[Data records]

----------

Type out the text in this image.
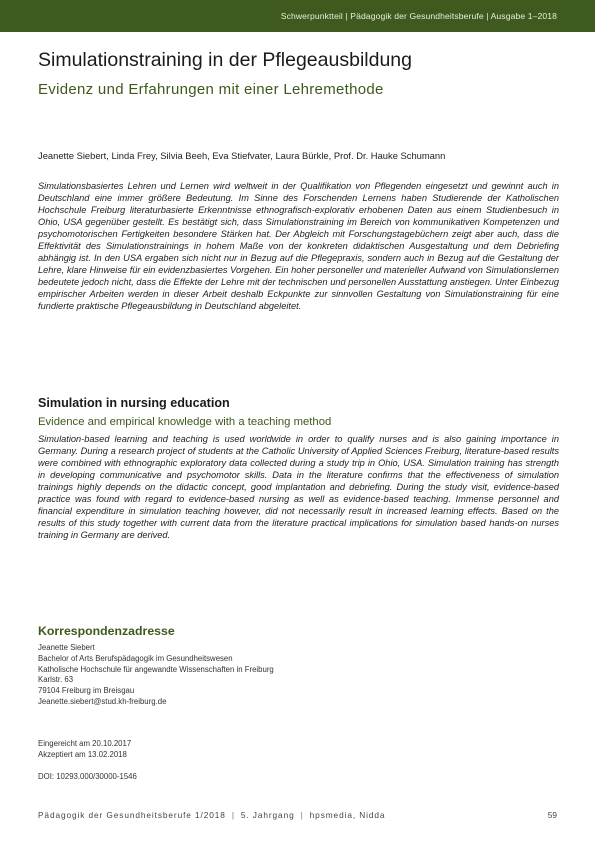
Schwerpunktteil | Pädagogik der Gesundheitsberufe | Ausgabe 1–2018
Simulationstraining in der Pflegeausbildung
Evidenz und Erfahrungen mit einer Lehremethode
Jeanette Siebert, Linda Frey, Silvia Beeh, Eva Stiefvater, Laura Bürkle, Prof. Dr. Hauke Schumann

Simulationsbasiertes Lehren und Lernen wird weltweit in der Qualifikation von Pflegenden eingesetzt und gewinnt auch in Deutschland eine immer größere Bedeutung. Im Sinne des Forschenden Lernens haben Studierende der Katholischen Hochschule Freiburg literaturbasierte Erkenntnisse ethnografisch-explorativ erhobenen Daten aus einem Studienbesuch in Ohio, USA gegenüber gestellt. Es bestätigt sich, dass Simulationstraining im Bereich von kommunikativen Kompetenzen und psychomotorischen Fertigkeiten besondere Stärken hat. Der Abgleich mit Forschungstagebüchern zeigt aber auch, dass die Effektivität des Simulationstrainings in hohem Maße von der konkreten didaktischen Ausgestaltung und dem Debriefing abhängig ist. In den USA ergaben sich nicht nur in Bezug auf die Pflegepraxis, sondern auch in Bezug auf die Gestaltung der Lehre, klare Hinweise für ein evidenzbasiertes Vorgehen. Ein hoher personeller und materieller Aufwand von Simulationslernen bedeutete jedoch nicht, dass die Effekte der Lehre mit der technischen und personellen Ausstattung anstiegen. Unter Einbezug empirischer Arbeiten werden in dieser Arbeit deshalb Eckpunkte zur sinnvollen Gestaltung von Simulationstraining für eine fundierte praktische Pflegeausbildung in Deutschland abgeleitet.

Simulation in nursing education
Evidence and empirical knowledge with a teaching method

Simulation-based learning and teaching is used worldwide in order to qualify nurses and is also gaining importance in Germany. During a research project of students at the Catholic University of Applied Sciences Freiburg, literature-based results were combined with ethnographic exploratory data collected during a study trip in Ohio, USA. Simulation training has strength in developing communicative and psychomotor skills. Data in the literature confirms that the effectiveness of simulation trainings highly depends on the didactic concept, good implantation and debriefing. During the study visit, evidence-based practice was found with regard to evidence-based nursing as well as evidence-based teaching. Immense personnel and financial expenditure in simulation teaching however, did not necessarily result in increased learning effects. Based on the results of this study together with current data from the literature practical implications for simulation based hands-on nurses training in Germany are derived.

Korrespondenzadresse
Jeanette Siebert
Bachelor of Arts Berufspädagogik im Gesundheitswesen
Katholische Hochschule für angewandte Wissenschaften in Freiburg
Karlstr. 63
79104 Freiburg im Breisgau
Jeanette.siebert@stud.kh-freiburg.de
Eingereicht am 20.10.2017
Akzeptiert am 13.02.2018
DOI: 10293.000/30000-1546
Pädagogik der Gesundheitsberufe 1/2018 | 5. Jahrgang | hpsmedia, Nidda	59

----------

[Task description] Show all lines in the entries above where the word "Jeanette" appears.

[Answer for this exercise]
Jeanette Siebert, Linda Frey, Silvia Beeh, Eva Stiefvater, Laura Bürkle, Prof. Dr. Hauke Schumann
Jeanette Siebert
Jeanette.siebert@stud.kh-freiburg.de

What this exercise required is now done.